▶ **Stored data**:
=-=-=

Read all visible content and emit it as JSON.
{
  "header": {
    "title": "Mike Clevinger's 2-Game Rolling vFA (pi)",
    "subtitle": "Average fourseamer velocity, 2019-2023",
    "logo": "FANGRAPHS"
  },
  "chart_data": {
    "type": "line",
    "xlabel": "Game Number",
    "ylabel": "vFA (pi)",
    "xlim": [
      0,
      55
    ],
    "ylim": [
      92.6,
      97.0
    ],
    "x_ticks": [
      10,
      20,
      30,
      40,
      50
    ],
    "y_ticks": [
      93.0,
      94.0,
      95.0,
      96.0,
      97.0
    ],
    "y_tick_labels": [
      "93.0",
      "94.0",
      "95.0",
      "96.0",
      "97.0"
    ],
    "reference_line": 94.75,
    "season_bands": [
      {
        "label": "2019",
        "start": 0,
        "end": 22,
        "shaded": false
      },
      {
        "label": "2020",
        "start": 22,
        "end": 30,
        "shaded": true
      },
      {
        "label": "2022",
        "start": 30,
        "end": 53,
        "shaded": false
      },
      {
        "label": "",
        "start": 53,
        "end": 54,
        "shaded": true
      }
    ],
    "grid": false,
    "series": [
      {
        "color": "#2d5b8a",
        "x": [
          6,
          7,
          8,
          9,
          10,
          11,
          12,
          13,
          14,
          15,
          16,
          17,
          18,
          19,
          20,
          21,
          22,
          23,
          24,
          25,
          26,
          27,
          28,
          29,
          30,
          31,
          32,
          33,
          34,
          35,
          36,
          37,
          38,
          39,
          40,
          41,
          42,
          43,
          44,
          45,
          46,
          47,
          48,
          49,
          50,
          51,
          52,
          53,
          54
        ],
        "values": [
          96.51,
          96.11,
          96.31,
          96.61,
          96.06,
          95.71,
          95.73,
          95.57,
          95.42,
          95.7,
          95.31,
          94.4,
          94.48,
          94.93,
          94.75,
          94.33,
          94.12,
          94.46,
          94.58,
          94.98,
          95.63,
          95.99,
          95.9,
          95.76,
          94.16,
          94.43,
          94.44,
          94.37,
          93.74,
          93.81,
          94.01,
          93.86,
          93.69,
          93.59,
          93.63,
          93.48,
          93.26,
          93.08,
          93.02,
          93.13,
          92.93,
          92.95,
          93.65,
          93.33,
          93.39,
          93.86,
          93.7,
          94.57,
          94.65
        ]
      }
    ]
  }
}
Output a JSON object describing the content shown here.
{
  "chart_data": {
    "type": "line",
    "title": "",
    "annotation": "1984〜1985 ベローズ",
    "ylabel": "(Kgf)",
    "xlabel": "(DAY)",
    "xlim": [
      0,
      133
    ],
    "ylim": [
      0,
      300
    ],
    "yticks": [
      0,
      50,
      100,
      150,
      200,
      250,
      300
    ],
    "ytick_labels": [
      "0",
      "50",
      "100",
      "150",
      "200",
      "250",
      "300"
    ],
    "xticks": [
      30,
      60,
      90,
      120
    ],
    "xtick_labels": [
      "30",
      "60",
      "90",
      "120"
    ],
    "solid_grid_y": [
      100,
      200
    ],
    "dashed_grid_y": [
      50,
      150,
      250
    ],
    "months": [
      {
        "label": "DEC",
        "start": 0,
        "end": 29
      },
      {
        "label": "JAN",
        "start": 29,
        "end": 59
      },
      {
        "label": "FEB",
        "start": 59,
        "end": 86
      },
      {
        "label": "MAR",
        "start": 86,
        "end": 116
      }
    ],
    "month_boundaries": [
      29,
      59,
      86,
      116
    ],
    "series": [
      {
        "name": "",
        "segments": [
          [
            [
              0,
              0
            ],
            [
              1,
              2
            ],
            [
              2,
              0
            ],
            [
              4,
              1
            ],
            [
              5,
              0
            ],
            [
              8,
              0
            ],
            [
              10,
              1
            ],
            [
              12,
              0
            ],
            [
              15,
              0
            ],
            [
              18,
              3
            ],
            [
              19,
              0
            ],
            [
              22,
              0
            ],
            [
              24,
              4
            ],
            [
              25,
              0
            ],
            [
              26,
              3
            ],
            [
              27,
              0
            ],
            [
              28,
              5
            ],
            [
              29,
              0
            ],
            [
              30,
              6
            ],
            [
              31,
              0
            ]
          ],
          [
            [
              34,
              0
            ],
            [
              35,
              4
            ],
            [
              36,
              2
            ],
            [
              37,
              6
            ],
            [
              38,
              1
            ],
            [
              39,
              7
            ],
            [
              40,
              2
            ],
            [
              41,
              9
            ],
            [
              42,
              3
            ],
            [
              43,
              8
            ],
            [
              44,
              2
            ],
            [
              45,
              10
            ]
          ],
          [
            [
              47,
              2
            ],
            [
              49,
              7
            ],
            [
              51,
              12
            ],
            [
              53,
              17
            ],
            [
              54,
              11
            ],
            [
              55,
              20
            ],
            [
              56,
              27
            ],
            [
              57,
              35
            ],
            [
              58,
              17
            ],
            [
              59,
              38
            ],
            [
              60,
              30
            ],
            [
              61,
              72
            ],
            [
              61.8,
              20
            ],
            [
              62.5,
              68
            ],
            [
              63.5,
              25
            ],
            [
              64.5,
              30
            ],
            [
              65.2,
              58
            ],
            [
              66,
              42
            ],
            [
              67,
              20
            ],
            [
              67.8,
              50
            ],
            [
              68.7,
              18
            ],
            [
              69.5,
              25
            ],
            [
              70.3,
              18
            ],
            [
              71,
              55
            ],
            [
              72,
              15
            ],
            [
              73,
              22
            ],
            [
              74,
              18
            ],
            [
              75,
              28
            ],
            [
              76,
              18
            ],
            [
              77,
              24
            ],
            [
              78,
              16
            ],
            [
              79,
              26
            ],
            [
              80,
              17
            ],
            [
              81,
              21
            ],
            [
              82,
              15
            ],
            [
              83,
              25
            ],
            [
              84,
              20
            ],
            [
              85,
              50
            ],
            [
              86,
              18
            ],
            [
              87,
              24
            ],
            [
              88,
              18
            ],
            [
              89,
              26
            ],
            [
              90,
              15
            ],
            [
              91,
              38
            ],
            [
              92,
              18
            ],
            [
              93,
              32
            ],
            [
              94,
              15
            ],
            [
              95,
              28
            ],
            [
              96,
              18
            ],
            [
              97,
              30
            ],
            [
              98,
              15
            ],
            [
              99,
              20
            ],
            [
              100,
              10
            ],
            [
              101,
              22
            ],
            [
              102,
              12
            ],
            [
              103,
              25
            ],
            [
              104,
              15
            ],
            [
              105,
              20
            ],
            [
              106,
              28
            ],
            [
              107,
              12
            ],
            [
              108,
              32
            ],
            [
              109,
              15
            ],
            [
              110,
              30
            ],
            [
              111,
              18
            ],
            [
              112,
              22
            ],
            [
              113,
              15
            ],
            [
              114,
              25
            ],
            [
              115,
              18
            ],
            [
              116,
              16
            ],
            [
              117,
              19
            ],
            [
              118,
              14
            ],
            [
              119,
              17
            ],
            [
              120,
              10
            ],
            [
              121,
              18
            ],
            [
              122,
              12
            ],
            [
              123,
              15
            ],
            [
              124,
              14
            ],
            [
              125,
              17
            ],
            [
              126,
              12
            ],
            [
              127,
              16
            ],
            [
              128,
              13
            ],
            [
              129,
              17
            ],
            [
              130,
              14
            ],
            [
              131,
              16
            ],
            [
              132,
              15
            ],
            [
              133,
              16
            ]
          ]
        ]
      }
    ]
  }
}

=-=-=

▶ **Objective**:
Write out the material from the first line to the last, exactly.

▶ **Response below**:
Read all visible content and emit it as JSON.
{
  "header": {
    "title": "Mike Clevinger's 2-Game Rolling vFA (pi)",
    "subtitle": "Average fourseamer velocity, 2019-2023",
    "logo": "FANGRAPHS"
  },
  "chart_data": {
    "type": "line",
    "xlabel": "Game Number",
    "ylabel": "vFA (pi)",
    "xlim": [
      0,
      55
    ],
    "ylim": [
      92.6,
      97.0
    ],
    "x_ticks": [
      10,
      20,
      30,
      40,
      50
    ],
    "y_ticks": [
      93.0,
      94.0,
      95.0,
      96.0,
      97.0
    ],
    "y_tick_labels": [
      "93.0",
      "94.0",
      "95.0",
      "96.0",
      "97.0"
    ],
    "reference_line": 94.75,
    "season_bands": [
      {
        "label": "2019",
        "start": 0,
        "end": 22,
        "shaded": false
      },
      {
        "label": "2020",
        "start": 22,
        "end": 30,
        "shaded": true
      },
      {
        "label": "2022",
        "start": 30,
        "end": 53,
        "shaded": false
      },
      {
        "label": "",
        "start": 53,
        "end": 54,
        "shaded": true
      }
    ],
    "grid": false,
    "series": [
      {
        "color": "#2d5b8a",
        "x": [
          6,
          7,
          8,
          9,
          10,
          11,
          12,
          13,
          14,
          15,
          16,
          17,
          18,
          19,
          20,
          21,
          22,
          23,
          24,
          25,
          26,
          27,
          28,
          29,
          30,
          31,
          32,
          33,
          34,
          35,
          36,
          37,
          38,
          39,
          40,
          41,
          42,
          43,
          44,
          45,
          46,
          47,
          48,
          49,
          50,
          51,
          52,
          53,
          54
        ],
        "values": [
          96.51,
          96.11,
          96.31,
          96.61,
          96.06,
          95.71,
          95.73,
          95.57,
          95.42,
          95.7,
          95.31,
          94.4,
          94.48,
          94.93,
          94.75,
          94.33,
          94.12,
          94.46,
          94.58,
          94.98,
          95.63,
          95.99,
          95.9,
          95.76,
          94.16,
          94.43,
          94.44,
          94.37,
          93.74,
          93.81,
          94.01,
          93.86,
          93.69,
          93.59,
          93.63,
          93.48,
          93.26,
          93.08,
          93.02,
          93.13,
          92.93,
          92.95,
          93.65,
          93.33,
          93.39,
          93.86,
          93.7,
          94.57,
          94.65
        ]
      }
    ]
  }
}
Output a JSON object describing the content shown here.
{
  "chart_data": {
    "type": "line",
    "title": "",
    "annotation": "1984〜1985 ベローズ",
    "ylabel": "(Kgf)",
    "xlabel": "(DAY)",
    "xlim": [
      0,
      133
    ],
    "ylim": [
      0,
      300
    ],
    "yticks": [
      0,
      50,
      100,
      150,
      200,
      250,
      300
    ],
    "ytick_labels": [
      "0",
      "50",
      "100",
      "150",
      "200",
      "250",
      "300"
    ],
    "xticks": [
      30,
      60,
      90,
      120
    ],
    "xtick_labels": [
      "30",
      "60",
      "90",
      "120"
    ],
    "solid_grid_y": [
      100,
      200
    ],
    "dashed_grid_y": [
      50,
      150,
      250
    ],
    "months": [
      {
        "label": "DEC",
        "start": 0,
        "end": 29
      },
      {
        "label": "JAN",
        "start": 29,
        "end": 59
      },
      {
        "label": "FEB",
        "start": 59,
        "end": 86
      },
      {
        "label": "MAR",
        "start": 86,
        "end": 116
      }
    ],
    "month_boundaries": [
      29,
      59,
      86,
      116
    ],
    "series": [
      {
        "name": "",
        "segments": [
          [
            [
              0,
              0
            ],
            [
              1,
              2
            ],
            [
              2,
              0
            ],
            [
              4,
              1
            ],
            [
              5,
              0
            ],
            [
              8,
              0
            ],
            [
              10,
              1
            ],
            [
              12,
              0
            ],
            [
              15,
              0
            ],
            [
              18,
              3
            ],
            [
              19,
              0
            ],
            [
              22,
              0
            ],
            [
              24,
              4
            ],
            [
              25,
              0
            ],
            [
              26,
              3
            ],
            [
              27,
              0
            ],
            [
              28,
              5
            ],
            [
              29,
              0
            ],
            [
              30,
              6
            ],
            [
              31,
              0
            ]
          ],
          [
            [
              34,
              0
            ],
            [
              35,
              4
            ],
            [
              36,
              2
            ],
            [
              37,
              6
            ],
            [
              38,
              1
            ],
            [
              39,
              7
            ],
            [
              40,
              2
            ],
            [
              41,
              9
            ],
            [
              42,
              3
            ],
            [
              43,
              8
            ],
            [
              44,
              2
            ],
            [
              45,
              10
            ]
          ],
          [
            [
              47,
              2
            ],
            [
              49,
              7
            ],
            [
              51,
              12
            ],
            [
              53,
              17
            ],
            [
              54,
              11
            ],
            [
              55,
              20
            ],
            [
              56,
              27
            ],
            [
              57,
              35
            ],
            [
              58,
              17
            ],
            [
              59,
              38
            ],
            [
              60,
              30
            ],
            [
              61,
              72
            ],
            [
              61.8,
              20
            ],
            [
              62.5,
              68
            ],
            [
              63.5,
              25
            ],
            [
              64.5,
              30
            ],
            [
              65.2,
              58
            ],
            [
              66,
              42
            ],
            [
              67,
              20
            ],
            [
              67.8,
              50
            ],
            [
              68.7,
              18
            ],
            [
              69.5,
              25
            ],
            [
              70.3,
              18
            ],
            [
              71,
              55
            ],
            [
              72,
              15
            ],
            [
              73,
              22
            ],
            [
              74,
              18
            ],
            [
              75,
              28
            ],
            [
              76,
              18
            ],
            [
              77,
              24
            ],
            [
              78,
              16
            ],
            [
              79,
              26
            ],
            [
              80,
              17
            ],
            [
              81,
              21
            ],
            [
              82,
              15
            ],
            [
              83,
              25
            ],
            [
              84,
              20
            ],
            [
              85,
              50
            ],
            [
              86,
              18
            ],
            [
              87,
              24
            ],
            [
              88,
              18
            ],
            [
              89,
              26
            ],
            [
              90,
              15
            ],
            [
              91,
              38
            ],
            [
              92,
              18
            ],
            [
              93,
              32
            ],
            [
              94,
              15
            ],
            [
              95,
              28
            ],
            [
              96,
              18
            ],
            [
              97,
              30
            ],
            [
              98,
              15
            ],
            [
              99,
              20
            ],
            [
              100,
              10
            ],
            [
              101,
              22
            ],
            [
              102,
              12
            ],
            [
              103,
              25
            ],
            [
              104,
              15
            ],
            [
              105,
              20
            ],
            [
              106,
              28
            ],
            [
              107,
              12
            ],
            [
              108,
              32
            ],
            [
              109,
              15
            ],
            [
              110,
              30
            ],
            [
              111,
              18
            ],
            [
              112,
              22
            ],
            [
              113,
              15
            ],
            [
              114,
              25
            ],
            [
              115,
              18
            ],
            [
              116,
              16
            ],
            [
              117,
              19
            ],
            [
              118,
              14
            ],
            [
              119,
              17
            ],
            [
              120,
              10
            ],
            [
              121,
              18
            ],
            [
              122,
              12
            ],
            [
              123,
              15
            ],
            [
              124,
              14
            ],
            [
              125,
              17
            ],
            [
              126,
              12
            ],
            [
              127,
              16
            ],
            [
              128,
              13
            ],
            [
              129,
              17
            ],
            [
              130,
              14
            ],
            [
              131,
              16
            ],
            [
              132,
              15
            ],
            [
              133,
              16
            ]
          ]
        ]
      }
    ]
  }
}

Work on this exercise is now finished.